## Work to be completed:
Give the data below again, word for word.
■ ■ ■ ■ ■
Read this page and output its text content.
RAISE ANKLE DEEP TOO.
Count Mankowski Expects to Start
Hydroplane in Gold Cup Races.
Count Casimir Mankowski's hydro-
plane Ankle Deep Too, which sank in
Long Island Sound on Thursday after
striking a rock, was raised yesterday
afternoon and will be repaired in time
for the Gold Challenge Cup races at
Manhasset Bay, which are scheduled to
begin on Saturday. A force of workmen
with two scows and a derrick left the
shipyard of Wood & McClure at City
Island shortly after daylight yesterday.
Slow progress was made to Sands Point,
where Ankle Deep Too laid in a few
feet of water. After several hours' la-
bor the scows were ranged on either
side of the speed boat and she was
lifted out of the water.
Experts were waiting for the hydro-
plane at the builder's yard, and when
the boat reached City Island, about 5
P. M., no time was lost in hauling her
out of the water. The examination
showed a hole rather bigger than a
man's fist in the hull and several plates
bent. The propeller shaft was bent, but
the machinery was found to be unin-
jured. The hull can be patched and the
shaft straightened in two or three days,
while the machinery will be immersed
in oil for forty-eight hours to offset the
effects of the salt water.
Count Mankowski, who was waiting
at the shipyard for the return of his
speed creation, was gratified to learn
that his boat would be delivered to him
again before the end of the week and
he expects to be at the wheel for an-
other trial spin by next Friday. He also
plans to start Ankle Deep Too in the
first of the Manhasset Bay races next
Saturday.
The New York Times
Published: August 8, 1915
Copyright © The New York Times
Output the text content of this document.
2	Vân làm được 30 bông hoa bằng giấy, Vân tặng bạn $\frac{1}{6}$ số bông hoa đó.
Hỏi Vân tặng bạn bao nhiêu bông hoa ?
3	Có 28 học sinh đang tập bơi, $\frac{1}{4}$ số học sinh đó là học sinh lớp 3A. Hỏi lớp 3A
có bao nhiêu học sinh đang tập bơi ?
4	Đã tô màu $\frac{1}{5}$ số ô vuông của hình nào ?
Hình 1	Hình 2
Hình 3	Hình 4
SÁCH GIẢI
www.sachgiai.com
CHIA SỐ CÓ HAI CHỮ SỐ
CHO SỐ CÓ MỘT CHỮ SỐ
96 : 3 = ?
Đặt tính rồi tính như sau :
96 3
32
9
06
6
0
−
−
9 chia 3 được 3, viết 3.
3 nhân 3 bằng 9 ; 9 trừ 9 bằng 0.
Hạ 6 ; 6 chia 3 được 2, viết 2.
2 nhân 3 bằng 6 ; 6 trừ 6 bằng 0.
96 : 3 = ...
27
■ ■ ■ ■ ■
## Solution below:
Read this page and output its text content.
RAISE ANKLE DEEP TOO.
Count Mankowski Expects to Start
Hydroplane in Gold Cup Races.
Count Casimir Mankowski's hydro-
plane Ankle Deep Too, which sank in
Long Island Sound on Thursday after
striking a rock, was raised yesterday
afternoon and will be repaired in time
for the Gold Challenge Cup races at
Manhasset Bay, which are scheduled to
begin on Saturday. A force of workmen
with two scows and a derrick left the
shipyard of Wood & McClure at City
Island shortly after daylight yesterday.
Slow progress was made to Sands Point,
where Ankle Deep Too laid in a few
feet of water. After several hours' la-
bor the scows were ranged on either
side of the speed boat and she was
lifted out of the water.
Experts were waiting for the hydro-
plane at the builder's yard, and when
the boat reached City Island, about 5
P. M., no time was lost in hauling her
out of the water. The examination
showed a hole rather bigger than a
man's fist in the hull and several plates
bent. The propeller shaft was bent, but
the machinery was found to be unin-
jured. The hull can be patched and the
shaft straightened in two or three days,
while the machinery will be immersed
in oil for forty-eight hours to offset the
effects of the salt water.
Count Mankowski, who was waiting
at the shipyard for the return of his
speed creation, was gratified to learn
that his boat would be delivered to him
again before the end of the week and
he expects to be at the wheel for an-
other trial spin by next Friday. He also
plans to start Ankle Deep Too in the
first of the Manhasset Bay races next
Saturday.
The New York Times
Published: August 8, 1915
Copyright © The New York Times
Output the text content of this document.
2	Vân làm được 30 bông hoa bằng giấy, Vân tặng bạn $\frac{1}{6}$ số bông hoa đó.
Hỏi Vân tặng bạn bao nhiêu bông hoa ?
3	Có 28 học sinh đang tập bơi, $\frac{1}{4}$ số học sinh đó là học sinh lớp 3A. Hỏi lớp 3A
có bao nhiêu học sinh đang tập bơi ?
4	Đã tô màu $\frac{1}{5}$ số ô vuông của hình nào ?
Hình 1	Hình 2
Hình 3	Hình 4
SÁCH GIẢI
www.sachgiai.com
CHIA SỐ CÓ HAI CHỮ SỐ
CHO SỐ CÓ MỘT CHỮ SỐ
96 : 3 = ?
Đặt tính rồi tính như sau :
96 3
32
9
06
6
0
−
−
9 chia 3 được 3, viết 3.
3 nhân 3 bằng 9 ; 9 trừ 9 bằng 0.
Hạ 6 ; 6 chia 3 được 2, viết 2.
2 nhân 3 bằng 6 ; 6 trừ 6 bằng 0.
96 : 3 = ...
27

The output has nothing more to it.